A block of data
━━━━━━━━━━━━━━━━
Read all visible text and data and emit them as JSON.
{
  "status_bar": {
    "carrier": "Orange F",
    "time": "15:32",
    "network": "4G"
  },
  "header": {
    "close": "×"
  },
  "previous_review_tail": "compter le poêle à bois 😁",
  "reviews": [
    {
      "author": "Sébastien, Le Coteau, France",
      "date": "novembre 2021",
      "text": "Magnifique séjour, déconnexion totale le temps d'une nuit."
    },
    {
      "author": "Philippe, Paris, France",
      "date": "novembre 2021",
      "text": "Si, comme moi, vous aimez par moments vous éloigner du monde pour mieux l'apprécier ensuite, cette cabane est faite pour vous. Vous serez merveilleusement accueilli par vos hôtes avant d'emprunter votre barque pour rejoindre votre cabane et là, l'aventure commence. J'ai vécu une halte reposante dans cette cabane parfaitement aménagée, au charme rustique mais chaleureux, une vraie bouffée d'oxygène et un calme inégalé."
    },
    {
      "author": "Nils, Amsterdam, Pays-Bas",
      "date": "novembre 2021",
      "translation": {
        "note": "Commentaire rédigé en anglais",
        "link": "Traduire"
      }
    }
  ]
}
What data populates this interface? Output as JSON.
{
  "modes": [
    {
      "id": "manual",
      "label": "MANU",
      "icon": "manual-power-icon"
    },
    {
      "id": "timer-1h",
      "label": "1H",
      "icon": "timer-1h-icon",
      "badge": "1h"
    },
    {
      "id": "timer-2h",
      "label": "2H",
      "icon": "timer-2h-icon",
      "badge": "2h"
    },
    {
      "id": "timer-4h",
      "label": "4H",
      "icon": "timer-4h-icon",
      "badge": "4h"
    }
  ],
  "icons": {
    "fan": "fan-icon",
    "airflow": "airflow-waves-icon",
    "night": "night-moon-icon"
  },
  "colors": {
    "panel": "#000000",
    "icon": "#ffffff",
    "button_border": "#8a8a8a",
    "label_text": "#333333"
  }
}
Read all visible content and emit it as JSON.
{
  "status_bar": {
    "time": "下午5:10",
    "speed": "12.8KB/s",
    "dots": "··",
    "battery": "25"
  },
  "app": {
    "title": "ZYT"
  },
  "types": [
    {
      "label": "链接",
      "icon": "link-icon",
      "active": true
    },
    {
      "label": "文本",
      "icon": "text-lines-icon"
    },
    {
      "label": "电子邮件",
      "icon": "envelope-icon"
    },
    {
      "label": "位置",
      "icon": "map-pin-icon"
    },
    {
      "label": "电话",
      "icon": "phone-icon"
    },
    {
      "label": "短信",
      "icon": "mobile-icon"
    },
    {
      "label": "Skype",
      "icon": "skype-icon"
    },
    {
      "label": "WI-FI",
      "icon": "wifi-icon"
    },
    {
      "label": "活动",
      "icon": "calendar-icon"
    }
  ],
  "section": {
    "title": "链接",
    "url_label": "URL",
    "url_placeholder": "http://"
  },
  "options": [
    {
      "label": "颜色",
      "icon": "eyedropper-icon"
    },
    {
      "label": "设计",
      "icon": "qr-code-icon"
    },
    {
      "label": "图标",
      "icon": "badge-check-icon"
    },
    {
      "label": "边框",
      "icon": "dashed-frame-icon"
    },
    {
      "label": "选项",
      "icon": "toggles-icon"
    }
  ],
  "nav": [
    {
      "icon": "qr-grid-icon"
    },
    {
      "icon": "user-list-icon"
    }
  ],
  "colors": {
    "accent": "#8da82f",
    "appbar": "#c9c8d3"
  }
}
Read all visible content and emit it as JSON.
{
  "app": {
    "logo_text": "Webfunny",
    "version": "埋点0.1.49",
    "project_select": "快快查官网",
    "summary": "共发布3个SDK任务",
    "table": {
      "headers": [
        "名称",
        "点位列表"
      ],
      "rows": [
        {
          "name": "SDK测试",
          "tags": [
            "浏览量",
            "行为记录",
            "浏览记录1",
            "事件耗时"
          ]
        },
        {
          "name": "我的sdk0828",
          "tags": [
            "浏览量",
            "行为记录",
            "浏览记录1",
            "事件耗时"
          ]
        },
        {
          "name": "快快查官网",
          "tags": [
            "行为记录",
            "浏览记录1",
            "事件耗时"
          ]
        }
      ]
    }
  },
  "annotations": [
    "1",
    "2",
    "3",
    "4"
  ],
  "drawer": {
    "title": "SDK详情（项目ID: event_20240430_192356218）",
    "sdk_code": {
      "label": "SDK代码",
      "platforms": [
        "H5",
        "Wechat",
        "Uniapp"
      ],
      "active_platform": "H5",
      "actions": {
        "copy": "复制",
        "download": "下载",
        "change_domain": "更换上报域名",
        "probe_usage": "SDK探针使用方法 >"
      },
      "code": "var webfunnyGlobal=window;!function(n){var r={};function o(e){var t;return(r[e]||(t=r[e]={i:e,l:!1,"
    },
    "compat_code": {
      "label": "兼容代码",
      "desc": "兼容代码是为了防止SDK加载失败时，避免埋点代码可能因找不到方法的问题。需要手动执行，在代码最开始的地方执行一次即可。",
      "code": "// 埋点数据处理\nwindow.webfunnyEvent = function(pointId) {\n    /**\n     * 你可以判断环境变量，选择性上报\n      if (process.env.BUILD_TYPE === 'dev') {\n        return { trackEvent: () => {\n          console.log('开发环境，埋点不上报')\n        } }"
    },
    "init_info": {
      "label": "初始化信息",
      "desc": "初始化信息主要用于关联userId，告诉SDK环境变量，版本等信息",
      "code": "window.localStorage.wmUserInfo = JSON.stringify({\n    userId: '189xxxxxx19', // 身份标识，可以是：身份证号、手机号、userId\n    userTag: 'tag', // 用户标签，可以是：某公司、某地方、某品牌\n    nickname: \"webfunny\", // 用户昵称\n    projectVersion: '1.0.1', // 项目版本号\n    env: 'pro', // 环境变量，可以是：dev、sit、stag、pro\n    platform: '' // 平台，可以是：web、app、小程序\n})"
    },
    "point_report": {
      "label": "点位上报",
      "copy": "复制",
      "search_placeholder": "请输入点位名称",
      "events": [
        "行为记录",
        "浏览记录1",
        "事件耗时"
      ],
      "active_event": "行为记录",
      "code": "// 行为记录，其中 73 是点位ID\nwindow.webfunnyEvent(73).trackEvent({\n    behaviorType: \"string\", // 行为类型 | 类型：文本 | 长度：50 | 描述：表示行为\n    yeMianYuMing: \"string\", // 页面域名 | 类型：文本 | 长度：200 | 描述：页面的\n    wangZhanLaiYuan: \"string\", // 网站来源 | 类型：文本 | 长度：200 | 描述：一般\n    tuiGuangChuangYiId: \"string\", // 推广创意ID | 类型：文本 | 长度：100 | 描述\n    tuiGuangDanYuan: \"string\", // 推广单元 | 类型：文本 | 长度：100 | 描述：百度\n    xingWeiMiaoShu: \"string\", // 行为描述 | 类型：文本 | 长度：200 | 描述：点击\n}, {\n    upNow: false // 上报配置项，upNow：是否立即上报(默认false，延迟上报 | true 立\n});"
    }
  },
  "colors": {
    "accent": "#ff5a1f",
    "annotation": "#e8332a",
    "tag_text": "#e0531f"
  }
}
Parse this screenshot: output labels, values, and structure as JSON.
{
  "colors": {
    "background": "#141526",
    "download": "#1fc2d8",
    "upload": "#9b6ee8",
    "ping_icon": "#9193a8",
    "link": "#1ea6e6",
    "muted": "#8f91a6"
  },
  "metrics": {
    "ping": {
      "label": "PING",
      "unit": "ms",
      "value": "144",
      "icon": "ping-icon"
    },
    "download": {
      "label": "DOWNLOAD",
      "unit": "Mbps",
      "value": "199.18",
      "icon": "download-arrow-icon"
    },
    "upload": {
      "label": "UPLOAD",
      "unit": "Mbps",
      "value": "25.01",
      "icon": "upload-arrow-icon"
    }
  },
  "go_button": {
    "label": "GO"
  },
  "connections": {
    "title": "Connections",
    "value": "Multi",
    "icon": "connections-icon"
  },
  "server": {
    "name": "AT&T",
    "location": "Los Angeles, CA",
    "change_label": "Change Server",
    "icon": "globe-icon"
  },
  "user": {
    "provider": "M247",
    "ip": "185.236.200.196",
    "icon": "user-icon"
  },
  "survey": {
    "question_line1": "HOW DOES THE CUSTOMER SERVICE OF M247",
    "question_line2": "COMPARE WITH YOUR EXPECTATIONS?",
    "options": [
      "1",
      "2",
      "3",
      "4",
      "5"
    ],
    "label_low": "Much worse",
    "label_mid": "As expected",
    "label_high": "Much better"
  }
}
━━━━━━━━━━━━━━━━
YOUR TASK:
Every line holding "author" should be copied out.

CORRECT RESULT:
      "author": "Sébastien, Le Coteau, France",
      "author": "Philippe, Paris, France",
      "author": "Nils, Amsterdam, Pays-Bas",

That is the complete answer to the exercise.